>> begin

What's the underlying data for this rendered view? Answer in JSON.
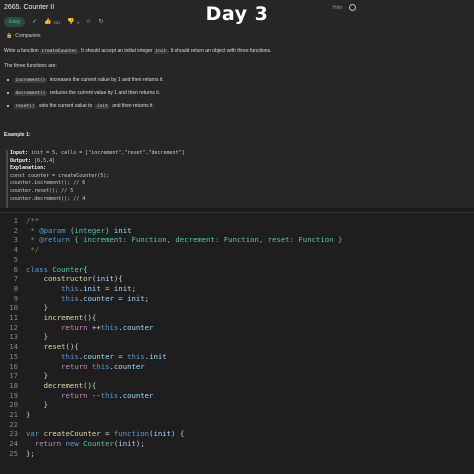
{
  "header": {
    "problem_title": "2665. Counter II",
    "overlay_title": "Day 3",
    "hint": "Hint",
    "difficulty": "Easy",
    "likes": "251",
    "dislikes": "4",
    "companies": "Companies"
  },
  "description": {
    "intro_a": "Write a function ",
    "intro_code_fn": "createCounter",
    "intro_b": ". It should accept an initial integer ",
    "intro_code_init": "init",
    "intro_c": ". It should return an object with three functions.",
    "three": "The three functions are:",
    "bullets": [
      {
        "code": "increment()",
        "text": " increases the current value by 1 and then returns it."
      },
      {
        "code": "decrement()",
        "text": " reduces the current value by 1 and then returns it."
      },
      {
        "code": "reset()",
        "text": " sets the current value to ",
        "code2": "init",
        "text2": " and then returns it."
      }
    ]
  },
  "example": {
    "title": "Example 1:",
    "input_label": "Input:",
    "input_value": " init = 5, calls = [\"increment\",\"reset\",\"decrement\"]",
    "output_label": "Output:",
    "output_value": " [6,5,4]",
    "explanation_label": "Explanation:",
    "lines": [
      "const counter = createCounter(5);",
      "counter.increment(); // 6",
      "counter.reset(); // 5",
      "counter.decrement(); // 4"
    ]
  },
  "editor": {
    "line_numbers": [
      "1",
      "2",
      "3",
      "4",
      "5",
      "6",
      "7",
      "8",
      "9",
      "10",
      "11",
      "12",
      "13",
      "14",
      "15",
      "16",
      "17",
      "18",
      "19",
      "20",
      "21",
      "22",
      "23",
      "24",
      "25"
    ],
    "icons": {
      "hint": "hint-icon",
      "like": "thumbs-up-icon",
      "dislike": "thumbs-down-icon",
      "star": "star-icon",
      "share": "share-icon",
      "check": "check-icon",
      "lock": "lock-icon",
      "timer": "timer-icon"
    }
  },
  "colors": {
    "easy_badge_text": "#3ec7a5",
    "easy_badge_bg": "#2b4a40",
    "editor_bg": "#1e1e1e",
    "desc_bg": "#262626"
  }
}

>> end

Your objective>
Count every line in the data where the string "decrement" occurs. Give nothing except the number.

Answer below>
3